[DATASET RECORDS]:
## BEGIN

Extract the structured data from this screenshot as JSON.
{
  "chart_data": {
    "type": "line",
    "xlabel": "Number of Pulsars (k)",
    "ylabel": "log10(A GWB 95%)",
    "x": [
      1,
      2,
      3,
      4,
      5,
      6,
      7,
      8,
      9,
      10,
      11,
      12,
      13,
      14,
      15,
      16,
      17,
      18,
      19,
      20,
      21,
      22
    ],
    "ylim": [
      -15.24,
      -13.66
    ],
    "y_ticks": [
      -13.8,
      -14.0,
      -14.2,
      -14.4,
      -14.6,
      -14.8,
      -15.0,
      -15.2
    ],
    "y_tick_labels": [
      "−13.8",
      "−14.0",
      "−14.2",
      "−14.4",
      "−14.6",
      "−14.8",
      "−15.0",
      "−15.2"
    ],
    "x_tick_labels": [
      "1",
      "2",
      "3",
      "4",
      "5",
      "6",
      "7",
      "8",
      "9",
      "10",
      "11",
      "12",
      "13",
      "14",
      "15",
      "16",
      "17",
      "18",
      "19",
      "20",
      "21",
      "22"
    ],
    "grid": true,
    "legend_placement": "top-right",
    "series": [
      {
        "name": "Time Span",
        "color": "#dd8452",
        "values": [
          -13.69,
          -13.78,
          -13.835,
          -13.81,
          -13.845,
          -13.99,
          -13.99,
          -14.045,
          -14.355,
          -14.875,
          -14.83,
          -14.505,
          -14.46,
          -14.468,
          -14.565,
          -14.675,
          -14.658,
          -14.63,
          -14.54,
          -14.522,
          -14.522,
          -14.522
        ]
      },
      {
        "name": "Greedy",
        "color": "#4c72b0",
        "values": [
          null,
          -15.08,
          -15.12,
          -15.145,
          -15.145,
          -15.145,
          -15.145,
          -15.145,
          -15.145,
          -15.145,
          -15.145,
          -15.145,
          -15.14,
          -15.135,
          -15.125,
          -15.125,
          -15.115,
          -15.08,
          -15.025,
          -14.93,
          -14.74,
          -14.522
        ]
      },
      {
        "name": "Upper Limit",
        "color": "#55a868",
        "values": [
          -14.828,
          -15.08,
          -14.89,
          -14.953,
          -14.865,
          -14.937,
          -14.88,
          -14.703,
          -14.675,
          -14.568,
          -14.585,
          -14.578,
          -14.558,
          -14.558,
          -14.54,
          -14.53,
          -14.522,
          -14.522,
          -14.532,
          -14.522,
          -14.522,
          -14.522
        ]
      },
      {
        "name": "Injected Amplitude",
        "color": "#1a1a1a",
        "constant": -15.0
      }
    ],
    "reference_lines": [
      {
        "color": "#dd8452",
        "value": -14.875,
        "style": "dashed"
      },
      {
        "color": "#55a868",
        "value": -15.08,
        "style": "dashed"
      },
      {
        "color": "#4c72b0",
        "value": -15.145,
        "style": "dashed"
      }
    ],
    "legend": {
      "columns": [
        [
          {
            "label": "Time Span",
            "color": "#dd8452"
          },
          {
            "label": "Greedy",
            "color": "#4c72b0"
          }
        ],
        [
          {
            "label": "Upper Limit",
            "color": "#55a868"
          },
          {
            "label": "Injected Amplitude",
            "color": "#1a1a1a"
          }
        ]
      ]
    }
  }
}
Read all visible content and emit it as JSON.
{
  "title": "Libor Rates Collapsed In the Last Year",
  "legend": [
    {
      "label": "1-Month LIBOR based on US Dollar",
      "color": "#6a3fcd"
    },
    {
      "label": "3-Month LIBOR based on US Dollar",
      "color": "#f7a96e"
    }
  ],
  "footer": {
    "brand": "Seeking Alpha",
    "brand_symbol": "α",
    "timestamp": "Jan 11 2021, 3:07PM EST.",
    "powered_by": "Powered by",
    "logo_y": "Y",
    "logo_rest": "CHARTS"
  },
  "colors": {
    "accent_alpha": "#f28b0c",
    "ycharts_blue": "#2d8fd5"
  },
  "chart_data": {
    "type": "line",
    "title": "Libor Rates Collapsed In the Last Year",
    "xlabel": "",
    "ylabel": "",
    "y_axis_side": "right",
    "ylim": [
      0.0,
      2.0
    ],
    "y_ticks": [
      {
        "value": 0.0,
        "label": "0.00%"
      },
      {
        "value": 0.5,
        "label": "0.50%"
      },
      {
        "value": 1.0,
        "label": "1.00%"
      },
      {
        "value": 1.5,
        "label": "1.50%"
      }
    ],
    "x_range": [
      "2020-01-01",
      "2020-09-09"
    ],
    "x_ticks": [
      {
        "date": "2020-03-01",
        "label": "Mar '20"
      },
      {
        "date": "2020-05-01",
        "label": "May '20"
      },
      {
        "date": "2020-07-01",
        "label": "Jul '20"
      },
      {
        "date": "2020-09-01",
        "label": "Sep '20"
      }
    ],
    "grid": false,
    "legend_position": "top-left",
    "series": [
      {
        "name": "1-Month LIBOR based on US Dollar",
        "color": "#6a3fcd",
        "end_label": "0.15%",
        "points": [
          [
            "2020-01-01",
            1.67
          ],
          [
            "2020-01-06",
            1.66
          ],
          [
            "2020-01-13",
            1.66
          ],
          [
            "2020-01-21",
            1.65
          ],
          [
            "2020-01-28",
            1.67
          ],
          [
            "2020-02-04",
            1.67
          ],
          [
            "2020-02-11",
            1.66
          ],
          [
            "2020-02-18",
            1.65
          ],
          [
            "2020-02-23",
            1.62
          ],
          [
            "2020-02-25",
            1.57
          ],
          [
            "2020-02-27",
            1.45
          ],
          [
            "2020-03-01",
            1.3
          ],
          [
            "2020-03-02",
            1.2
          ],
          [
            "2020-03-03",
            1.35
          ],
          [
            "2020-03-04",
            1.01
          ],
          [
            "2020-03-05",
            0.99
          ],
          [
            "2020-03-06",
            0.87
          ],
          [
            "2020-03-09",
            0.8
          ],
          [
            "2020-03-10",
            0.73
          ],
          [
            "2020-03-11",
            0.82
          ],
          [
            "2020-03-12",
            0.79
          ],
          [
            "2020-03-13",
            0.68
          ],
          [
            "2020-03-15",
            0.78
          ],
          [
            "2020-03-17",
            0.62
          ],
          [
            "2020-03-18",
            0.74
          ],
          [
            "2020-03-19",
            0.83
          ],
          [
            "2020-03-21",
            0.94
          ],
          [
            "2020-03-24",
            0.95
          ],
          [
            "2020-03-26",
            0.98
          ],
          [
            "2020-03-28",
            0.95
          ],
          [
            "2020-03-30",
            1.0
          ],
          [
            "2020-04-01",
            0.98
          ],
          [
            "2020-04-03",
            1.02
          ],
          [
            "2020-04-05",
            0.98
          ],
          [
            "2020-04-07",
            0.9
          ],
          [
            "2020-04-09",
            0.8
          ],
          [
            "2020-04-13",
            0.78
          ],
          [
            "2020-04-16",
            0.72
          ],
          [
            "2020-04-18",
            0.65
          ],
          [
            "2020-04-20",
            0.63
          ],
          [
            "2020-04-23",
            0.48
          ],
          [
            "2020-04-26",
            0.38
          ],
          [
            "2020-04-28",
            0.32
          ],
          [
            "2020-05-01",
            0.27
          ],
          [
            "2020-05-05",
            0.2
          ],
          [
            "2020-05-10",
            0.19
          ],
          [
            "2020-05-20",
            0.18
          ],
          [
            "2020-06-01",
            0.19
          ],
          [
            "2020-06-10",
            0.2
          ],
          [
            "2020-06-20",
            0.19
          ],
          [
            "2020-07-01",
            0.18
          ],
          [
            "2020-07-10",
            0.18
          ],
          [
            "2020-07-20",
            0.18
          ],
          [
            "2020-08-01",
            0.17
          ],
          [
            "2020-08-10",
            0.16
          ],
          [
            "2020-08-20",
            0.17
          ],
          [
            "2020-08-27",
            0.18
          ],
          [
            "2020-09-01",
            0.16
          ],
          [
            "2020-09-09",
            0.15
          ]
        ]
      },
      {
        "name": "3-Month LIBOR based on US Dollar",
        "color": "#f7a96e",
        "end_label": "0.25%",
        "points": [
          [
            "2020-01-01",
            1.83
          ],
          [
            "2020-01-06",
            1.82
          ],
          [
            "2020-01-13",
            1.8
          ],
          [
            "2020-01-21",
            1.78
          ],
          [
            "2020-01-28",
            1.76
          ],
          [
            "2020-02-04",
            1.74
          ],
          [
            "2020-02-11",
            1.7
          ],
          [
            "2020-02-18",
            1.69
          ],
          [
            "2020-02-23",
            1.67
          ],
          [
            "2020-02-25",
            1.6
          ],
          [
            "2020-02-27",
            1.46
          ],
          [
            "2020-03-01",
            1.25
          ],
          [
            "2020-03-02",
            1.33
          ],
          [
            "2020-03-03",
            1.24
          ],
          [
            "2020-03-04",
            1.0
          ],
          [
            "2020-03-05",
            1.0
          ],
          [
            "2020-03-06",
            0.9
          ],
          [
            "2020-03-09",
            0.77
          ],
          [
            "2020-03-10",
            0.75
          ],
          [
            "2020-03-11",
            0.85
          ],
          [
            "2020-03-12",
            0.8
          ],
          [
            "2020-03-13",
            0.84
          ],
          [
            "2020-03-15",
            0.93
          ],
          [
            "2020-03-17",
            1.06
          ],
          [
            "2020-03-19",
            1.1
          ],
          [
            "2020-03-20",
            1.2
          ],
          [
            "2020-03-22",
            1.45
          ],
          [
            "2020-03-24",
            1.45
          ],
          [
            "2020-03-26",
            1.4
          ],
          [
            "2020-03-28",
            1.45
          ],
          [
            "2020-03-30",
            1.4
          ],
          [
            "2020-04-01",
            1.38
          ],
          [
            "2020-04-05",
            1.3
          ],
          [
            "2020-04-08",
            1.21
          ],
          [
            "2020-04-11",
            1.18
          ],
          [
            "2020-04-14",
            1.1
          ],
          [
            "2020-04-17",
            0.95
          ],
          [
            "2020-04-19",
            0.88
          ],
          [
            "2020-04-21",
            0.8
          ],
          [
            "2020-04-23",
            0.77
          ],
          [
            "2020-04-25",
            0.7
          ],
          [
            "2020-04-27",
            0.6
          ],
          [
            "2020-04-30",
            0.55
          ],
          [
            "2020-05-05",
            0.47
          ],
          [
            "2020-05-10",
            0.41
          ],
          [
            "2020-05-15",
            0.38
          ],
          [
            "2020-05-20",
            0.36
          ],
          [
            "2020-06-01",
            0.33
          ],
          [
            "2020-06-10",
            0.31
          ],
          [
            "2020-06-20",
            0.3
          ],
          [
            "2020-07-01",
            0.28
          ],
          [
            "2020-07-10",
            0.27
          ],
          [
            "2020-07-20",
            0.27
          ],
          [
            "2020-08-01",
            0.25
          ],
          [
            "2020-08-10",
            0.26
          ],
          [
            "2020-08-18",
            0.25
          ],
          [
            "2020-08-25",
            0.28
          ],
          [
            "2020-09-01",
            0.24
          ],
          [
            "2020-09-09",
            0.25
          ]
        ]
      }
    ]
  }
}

## END

[SET PROBLEM]: How many lines in the records above contain the word "right"? Give only the number.

[TASK SOLUTION]: 2